- **GOAL**
Will you output the entries below exactly, skipping every image they contain?

........

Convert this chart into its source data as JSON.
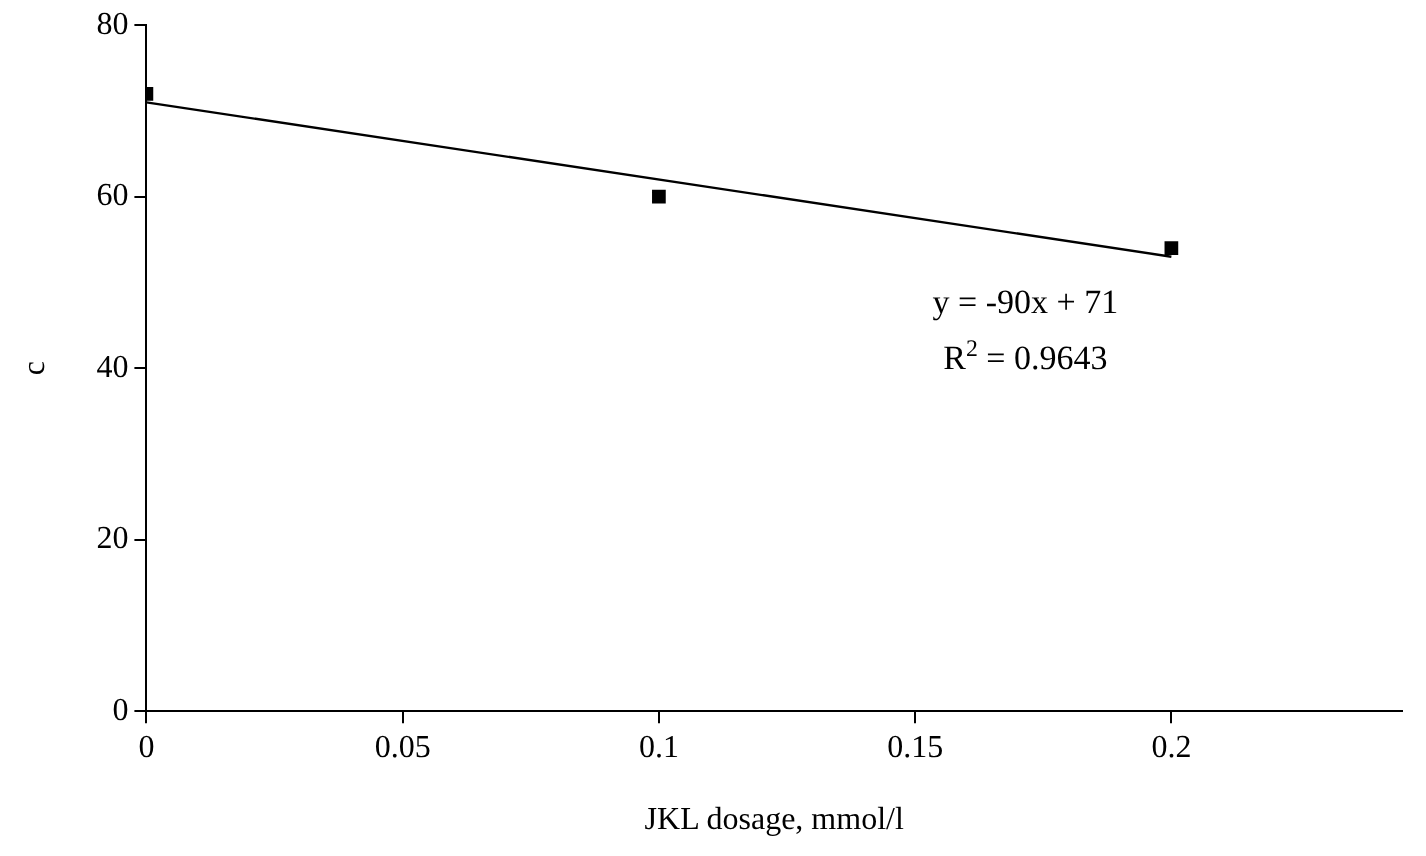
{
  "chart_data": {
    "type": "scatter",
    "xlabel": "JKL dosage, mmol/l",
    "ylabel": "c",
    "xlim": [
      0,
      0.245
    ],
    "xticks": [
      0,
      0.05,
      0.1,
      0.15,
      0.2
    ],
    "ylim": [
      0,
      80
    ],
    "yticks": [
      0,
      20,
      40,
      60,
      80
    ],
    "series": [
      {
        "type": "scatter",
        "color": "#000000",
        "x": [
          0,
          0.1,
          0.2
        ],
        "values": [
          72,
          60,
          54
        ],
        "marker": "square"
      },
      {
        "type": "line",
        "color": "#000000",
        "x": [
          0,
          0.2
        ],
        "values": [
          71,
          53
        ],
        "marker": "none",
        "line_style": "solid"
      }
    ],
    "annotations": [
      "y = -90x + 71",
      "R$^{2}$ = 0.9643"
    ],
    "grid": false,
    "legend": false
  }
}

........

- **SOLUTION**
Convert this chart into its source data as JSON.
{
  "chart_data": {
    "type": "scatter",
    "xlabel": "JKL dosage, mmol/l",
    "ylabel": "c",
    "xlim": [
      0,
      0.245
    ],
    "xticks": [
      0,
      0.05,
      0.1,
      0.15,
      0.2
    ],
    "ylim": [
      0,
      80
    ],
    "yticks": [
      0,
      20,
      40,
      60,
      80
    ],
    "series": [
      {
        "type": "scatter",
        "color": "#000000",
        "x": [
          0,
          0.1,
          0.2
        ],
        "values": [
          72,
          60,
          54
        ],
        "marker": "square"
      },
      {
        "type": "line",
        "color": "#000000",
        "x": [
          0,
          0.2
        ],
        "values": [
          71,
          53
        ],
        "marker": "none",
        "line_style": "solid"
      }
    ],
    "annotations": [
      "y = -90x + 71",
      "R$^{2}$ = 0.9643"
    ],
    "grid": false,
    "legend": false
  }
}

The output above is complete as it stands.